Tujuan tugas 1: Salin ulang tanpa perubahan sepotong baris data, mulai dari baris pertama data sampai baris yang memuat "negative-z-handle[interactable] (1869, 83, 1889, 103)", kedua ujungnya ikut disalin.

Bagian teks:
__________

Cirebon, Mevin.ID – Mengapa Rusia dan Ukraina banyak menanam bunga matahari? Jawabannya tidak hanya soal minyak nabati atau camilan sehat, tetapi juga karena bunga ini menyimpan kekuatan tersembunyi, kemampuan menyerap zat radioaktif di tanah dan air.
Kita ingat tragedi Chernobyl pada 26 April 1986, ketika reaktor nuklir di dekat Pripyat, Ukraina—yang kala itu masih bagian dari Uni Soviet—meledak.
Ribuan orang terpaksa mengungsi, dan wilayah sekitarnya terpapar zat radioaktif yang mengancam kehidupan manusia, flora, dan fauna.
Sejak saat itu, para ilmuwan mencari tanaman yang mampu menetralisasi tanah dan air tercemar radiasi. Hasilnya mengejutkan: bunga matahari (Helianthus annuus) terbukti efektif menyerap cesium dan strontium dari tanah dan air.
Maka tak heran jika Rusia dan Ukraina—dua negara pemasok terbesar bunga matahari dunia—menjadikannya bagian dari ekosistem restorasi.
Lebih dari Sekadar Tanaman Hias
Bunga matahari dikenal karena kelopak kuningnya yang lebar dan kemampuannya mengikuti arah cahaya (heliotropisme). Di Prancis, ia disebut “pengelana matahari”. Namun, manfaatnya jauh melampaui estetika.

__________

Bahan tugas:
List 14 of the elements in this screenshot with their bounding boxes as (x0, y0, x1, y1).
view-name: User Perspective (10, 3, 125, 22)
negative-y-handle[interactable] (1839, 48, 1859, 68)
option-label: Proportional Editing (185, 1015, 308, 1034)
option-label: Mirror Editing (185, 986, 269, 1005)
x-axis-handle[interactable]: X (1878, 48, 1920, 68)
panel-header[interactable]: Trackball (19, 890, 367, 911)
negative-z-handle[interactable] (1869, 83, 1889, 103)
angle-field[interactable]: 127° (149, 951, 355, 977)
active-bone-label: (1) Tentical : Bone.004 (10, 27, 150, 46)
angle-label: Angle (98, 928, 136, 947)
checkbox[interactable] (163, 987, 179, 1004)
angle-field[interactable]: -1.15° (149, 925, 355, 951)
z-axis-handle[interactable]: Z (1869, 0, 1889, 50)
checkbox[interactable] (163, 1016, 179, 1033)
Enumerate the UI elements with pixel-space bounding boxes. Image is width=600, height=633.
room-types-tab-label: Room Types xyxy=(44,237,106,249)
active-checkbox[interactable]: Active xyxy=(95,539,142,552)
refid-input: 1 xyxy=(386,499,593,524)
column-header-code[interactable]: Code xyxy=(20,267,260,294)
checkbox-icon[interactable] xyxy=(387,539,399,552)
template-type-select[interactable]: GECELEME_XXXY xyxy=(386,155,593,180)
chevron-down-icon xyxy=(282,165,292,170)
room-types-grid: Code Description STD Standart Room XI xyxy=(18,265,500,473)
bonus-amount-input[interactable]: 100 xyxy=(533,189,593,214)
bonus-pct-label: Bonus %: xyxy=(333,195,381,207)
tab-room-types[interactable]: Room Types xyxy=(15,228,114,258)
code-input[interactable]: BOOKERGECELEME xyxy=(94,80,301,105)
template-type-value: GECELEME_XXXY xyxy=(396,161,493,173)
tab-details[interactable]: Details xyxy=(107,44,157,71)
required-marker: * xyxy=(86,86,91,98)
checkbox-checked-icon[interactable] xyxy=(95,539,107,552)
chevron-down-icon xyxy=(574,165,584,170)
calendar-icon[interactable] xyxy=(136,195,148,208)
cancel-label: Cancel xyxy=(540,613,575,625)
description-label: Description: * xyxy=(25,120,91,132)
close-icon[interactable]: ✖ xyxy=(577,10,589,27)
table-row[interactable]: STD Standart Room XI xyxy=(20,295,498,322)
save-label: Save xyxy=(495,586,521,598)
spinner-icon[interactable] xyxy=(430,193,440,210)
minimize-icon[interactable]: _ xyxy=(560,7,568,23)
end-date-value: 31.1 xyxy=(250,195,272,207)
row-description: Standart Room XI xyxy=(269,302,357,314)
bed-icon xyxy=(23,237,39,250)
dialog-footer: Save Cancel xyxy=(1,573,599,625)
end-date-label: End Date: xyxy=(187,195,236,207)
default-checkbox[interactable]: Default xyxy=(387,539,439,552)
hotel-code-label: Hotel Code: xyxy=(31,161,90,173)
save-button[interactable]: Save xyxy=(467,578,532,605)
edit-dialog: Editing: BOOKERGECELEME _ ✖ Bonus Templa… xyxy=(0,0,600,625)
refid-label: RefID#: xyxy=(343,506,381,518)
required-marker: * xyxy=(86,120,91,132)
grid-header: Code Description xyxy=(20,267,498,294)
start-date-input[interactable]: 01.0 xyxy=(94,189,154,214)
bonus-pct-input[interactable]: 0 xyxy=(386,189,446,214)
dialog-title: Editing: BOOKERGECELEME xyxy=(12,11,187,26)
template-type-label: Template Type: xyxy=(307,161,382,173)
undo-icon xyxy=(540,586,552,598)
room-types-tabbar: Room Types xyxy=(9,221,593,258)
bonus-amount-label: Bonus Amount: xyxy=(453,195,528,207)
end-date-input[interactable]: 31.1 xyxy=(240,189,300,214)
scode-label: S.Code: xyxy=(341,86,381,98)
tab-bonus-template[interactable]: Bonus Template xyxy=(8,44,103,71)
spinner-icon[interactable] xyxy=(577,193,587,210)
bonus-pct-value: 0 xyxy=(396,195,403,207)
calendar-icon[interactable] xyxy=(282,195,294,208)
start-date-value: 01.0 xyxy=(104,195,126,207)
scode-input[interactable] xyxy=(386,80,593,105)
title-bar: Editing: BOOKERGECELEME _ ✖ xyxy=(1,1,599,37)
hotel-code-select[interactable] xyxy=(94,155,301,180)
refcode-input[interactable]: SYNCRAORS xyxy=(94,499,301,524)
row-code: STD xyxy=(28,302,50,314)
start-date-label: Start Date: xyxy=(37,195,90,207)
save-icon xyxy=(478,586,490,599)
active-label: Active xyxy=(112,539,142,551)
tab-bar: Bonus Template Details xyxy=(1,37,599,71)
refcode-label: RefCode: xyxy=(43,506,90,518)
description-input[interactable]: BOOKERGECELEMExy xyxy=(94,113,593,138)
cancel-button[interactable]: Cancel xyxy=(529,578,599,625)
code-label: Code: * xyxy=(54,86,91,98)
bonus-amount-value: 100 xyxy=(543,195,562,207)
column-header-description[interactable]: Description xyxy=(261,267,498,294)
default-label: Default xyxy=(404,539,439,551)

__________

Tujuan tugas 2: Tuliskan lanjutan artikel tentang bunga matahari penyerap zat radioaktif, dimulai setelah kalimat terakhirnya.

Jawaban tertulis 1:
List 14 of the elements in this screenshot with their bounding boxes as (x0, y0, x1, y1).
view-name: User Perspective (10, 3, 125, 22)
negative-y-handle[interactable] (1839, 48, 1859, 68)
option-label: Proportional Editing (185, 1015, 308, 1034)
option-label: Mirror Editing (185, 986, 269, 1005)
x-axis-handle[interactable]: X (1878, 48, 1920, 68)
panel-header[interactable]: Trackball (19, 890, 367, 911)
negative-z-handle[interactable] (1869, 83, 1889, 103)

Jawaban tertulis 2:
Bunga ini terbagi dalam beberapa kelompok berdasarkan fungsi:
- Kelompok Oil (Minyak): Biji bercangkang tipis, menghasilkan 48–52% minyak, ideal untuk produk kecantikan dan konsumsi.
- Kelompok Food and Feed: Untuk camilan (biji besar dan mulus), serta pakan ternak (biji kecil dan padat).
- Kelompok Organik: Digunakan sebagai pupuk, pakan, dan bahkan rokok herbal.
- Kelompok Hias: Dimanfaatkan sebagai objek wisata, edukasi pertanian, dan swafoto.
Sayangnya, di Indonesia bunga matahari belum dimaksimalkan. Padahal, kandungan nutrisinya kaya akan vitamin E, magnesium, serat, dan selenium—potensial untuk dijadikan bahan makanan sehat, produk kecantikan, dan bioenergi.

Jungjang Menangkap Sinar Peluang
Kabar baiknya, sebuah desa di Kabupaten Cirebon justru menangkap peluang ini secara visioner.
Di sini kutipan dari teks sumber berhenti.